# Task to carry out
In the exercise study passage, how heavy was the backpack that subjects carried while walking on the treadmill?

# Passage shown

In both conditions, capsules were distributed to subjects by research assistants every two weeks in unlabeled boxes in amounts greater than needed for supplementation. Capsule counts upon box return allowed for estimation of compliance to intake.
Acute exercise session
Following each six week period of EPA/DHA or placebo intake, subjects reported to the lab in the morning to perform a submaximal exercise test. Subjects were asked to walk on a treadmill while carrying a weighted backpack (weight equal to 25% of body mass) for 60 minutes. The treadmill speed and grade were altered every five minutes as outlined in Table 2. We chose to use a strenuous aerobic exercise test protocol which would result in an increase in RONS via increased oxygen consumption, in addition to other potential pathways (e.g., prostanoid metabolism, the autooxidation of catecholoamines, and oxidase enzymatic activity (NAD(P)H oxidase, xanthine oxidase [26]). Rather than simply use a traditional steady state aerobic exercise protocol which would result in a moderate increase in oxygen consumption, we attempted to mimic a strenuous uphill climb, in which individuals perform intermittent exercise while carrying an excess load. The addition of the extra load would theoretically increase the amount of work performed, resulting in a greater increase in oxygen consumption and subsequent RONS generation via mitochondrial electron leakage. We chose such a protocol as many previous studies using exercise-trained individuals involved in moderate duration aerobic exercise have noted minimal increase in oxidative stress and inflammatory biomarkers [2]. Of course, we could have also opted to use strenuous and intermittent eccentric resistance exercise as our chosen stressor, as such exercise often results in acute and chronic oxidative stress and inflammation. However, our recent findings for this form of exercise (eccentric multi-joint) indicate only minimal increases in both oxidative stress and inflammatory biomarkers-when using resistance trained men as research subjects [27]. Therefore, based on these findings of only minimal increase in oxidative stress and inflammation when using exercise trained subjects performing traditional aerobic or eccentric resistance exercise, we opted to use an aerobic exercise model with an exaggerated external load in the present design. Pilot testing was found to result in a significant physical stress, much more so than traditional aerobic or resistance exercise.
Table 2.

Stored data entries
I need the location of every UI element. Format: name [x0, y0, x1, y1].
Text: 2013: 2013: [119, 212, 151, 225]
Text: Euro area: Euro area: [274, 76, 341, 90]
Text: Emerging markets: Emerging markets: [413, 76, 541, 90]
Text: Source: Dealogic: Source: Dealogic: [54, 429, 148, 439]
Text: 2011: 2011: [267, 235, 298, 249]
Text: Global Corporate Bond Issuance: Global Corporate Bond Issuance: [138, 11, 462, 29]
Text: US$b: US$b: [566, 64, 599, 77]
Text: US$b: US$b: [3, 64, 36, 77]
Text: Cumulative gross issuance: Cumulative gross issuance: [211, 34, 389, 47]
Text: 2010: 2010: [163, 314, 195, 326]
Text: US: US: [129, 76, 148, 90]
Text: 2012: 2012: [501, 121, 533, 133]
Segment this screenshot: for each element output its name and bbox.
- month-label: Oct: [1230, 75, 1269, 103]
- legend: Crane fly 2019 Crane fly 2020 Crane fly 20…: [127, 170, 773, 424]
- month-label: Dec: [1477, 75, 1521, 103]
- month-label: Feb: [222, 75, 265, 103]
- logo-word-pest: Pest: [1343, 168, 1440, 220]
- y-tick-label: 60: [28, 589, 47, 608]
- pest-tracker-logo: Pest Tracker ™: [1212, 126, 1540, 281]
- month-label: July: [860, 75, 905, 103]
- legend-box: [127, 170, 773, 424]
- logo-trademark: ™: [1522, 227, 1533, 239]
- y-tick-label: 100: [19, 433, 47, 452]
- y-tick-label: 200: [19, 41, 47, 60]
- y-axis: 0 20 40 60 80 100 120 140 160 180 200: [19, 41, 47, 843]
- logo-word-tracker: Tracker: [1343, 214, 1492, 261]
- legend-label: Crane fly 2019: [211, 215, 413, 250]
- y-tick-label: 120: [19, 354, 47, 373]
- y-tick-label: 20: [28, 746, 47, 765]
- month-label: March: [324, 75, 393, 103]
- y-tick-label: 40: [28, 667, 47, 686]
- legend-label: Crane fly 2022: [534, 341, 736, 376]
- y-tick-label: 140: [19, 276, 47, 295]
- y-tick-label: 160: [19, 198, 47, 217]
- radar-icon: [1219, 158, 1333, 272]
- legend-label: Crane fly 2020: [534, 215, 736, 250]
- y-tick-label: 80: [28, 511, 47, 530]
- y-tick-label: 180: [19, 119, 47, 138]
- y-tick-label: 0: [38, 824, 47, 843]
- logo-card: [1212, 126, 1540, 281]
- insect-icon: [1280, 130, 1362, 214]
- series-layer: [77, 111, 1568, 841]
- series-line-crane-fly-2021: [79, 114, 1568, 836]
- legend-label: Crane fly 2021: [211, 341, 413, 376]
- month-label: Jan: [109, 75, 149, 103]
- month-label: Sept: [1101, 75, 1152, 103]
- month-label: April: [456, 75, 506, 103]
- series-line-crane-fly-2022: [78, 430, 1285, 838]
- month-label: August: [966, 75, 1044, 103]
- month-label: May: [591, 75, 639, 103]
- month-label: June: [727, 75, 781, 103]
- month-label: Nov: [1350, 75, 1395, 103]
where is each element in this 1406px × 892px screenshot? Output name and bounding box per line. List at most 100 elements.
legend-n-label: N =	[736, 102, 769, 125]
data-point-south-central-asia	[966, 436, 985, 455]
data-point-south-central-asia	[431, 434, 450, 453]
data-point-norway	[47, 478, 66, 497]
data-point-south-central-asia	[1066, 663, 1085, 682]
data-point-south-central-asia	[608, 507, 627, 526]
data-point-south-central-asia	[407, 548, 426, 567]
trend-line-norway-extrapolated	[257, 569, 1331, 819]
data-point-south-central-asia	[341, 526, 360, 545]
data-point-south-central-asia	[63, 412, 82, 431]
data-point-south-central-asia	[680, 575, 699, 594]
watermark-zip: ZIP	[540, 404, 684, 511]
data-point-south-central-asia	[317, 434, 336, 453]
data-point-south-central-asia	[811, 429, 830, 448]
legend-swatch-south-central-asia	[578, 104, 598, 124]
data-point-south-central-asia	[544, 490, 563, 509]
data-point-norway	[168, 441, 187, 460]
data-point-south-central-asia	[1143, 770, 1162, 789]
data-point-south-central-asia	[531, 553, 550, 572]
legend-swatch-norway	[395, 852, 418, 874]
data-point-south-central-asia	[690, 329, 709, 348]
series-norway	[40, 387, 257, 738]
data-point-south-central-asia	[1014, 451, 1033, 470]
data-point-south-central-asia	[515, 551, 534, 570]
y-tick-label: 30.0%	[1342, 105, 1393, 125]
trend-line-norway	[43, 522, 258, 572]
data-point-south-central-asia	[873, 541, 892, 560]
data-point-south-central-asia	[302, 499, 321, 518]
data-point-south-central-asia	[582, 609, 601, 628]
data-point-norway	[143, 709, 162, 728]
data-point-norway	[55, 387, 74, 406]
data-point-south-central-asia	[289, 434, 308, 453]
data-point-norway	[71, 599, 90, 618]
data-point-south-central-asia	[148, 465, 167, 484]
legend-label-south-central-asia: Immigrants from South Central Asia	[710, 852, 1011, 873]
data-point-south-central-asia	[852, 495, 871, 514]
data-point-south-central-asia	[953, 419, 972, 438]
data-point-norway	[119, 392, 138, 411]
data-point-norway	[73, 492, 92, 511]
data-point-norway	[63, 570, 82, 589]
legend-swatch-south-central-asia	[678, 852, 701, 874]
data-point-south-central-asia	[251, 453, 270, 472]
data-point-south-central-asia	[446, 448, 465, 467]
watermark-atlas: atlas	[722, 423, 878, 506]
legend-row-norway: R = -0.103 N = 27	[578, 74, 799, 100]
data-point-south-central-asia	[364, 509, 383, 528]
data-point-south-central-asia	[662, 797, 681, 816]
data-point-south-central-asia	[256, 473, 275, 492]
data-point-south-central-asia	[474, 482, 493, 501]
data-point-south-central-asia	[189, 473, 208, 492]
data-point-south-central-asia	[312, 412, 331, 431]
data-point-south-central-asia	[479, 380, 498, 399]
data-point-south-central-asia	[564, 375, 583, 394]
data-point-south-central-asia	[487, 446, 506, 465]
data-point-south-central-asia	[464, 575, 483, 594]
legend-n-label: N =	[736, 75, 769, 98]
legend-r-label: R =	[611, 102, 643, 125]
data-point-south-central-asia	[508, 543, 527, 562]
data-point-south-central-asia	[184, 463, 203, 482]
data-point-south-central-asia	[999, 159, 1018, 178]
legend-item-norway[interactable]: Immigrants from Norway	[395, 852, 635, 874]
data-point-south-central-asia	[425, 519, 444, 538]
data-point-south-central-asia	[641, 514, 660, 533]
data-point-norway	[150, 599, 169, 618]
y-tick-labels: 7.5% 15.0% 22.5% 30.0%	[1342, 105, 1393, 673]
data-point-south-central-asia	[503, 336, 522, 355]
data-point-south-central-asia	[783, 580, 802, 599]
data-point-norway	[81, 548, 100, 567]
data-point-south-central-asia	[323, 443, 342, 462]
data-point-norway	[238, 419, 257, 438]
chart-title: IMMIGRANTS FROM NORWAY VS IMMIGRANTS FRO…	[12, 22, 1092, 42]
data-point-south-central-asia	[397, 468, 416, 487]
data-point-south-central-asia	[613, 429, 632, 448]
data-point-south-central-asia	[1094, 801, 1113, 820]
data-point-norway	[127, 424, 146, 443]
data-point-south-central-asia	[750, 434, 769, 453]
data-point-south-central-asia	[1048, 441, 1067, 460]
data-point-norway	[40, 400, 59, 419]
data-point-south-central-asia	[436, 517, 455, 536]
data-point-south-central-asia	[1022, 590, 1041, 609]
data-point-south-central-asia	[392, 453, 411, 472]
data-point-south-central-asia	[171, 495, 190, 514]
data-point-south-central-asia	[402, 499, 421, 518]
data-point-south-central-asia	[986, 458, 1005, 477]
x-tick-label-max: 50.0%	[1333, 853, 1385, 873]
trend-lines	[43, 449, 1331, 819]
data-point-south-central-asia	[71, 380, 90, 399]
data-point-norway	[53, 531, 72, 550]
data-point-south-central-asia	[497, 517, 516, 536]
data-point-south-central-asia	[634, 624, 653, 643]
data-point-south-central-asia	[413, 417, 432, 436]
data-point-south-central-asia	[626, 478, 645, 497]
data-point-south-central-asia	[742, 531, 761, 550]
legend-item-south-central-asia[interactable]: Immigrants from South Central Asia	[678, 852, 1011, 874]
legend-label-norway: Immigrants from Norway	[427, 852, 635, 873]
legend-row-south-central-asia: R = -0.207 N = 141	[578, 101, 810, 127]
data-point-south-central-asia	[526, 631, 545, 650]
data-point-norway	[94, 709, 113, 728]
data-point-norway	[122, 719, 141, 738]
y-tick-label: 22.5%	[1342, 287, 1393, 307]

# Response to this task
Its weight was equal to 25% of the subject's body mass.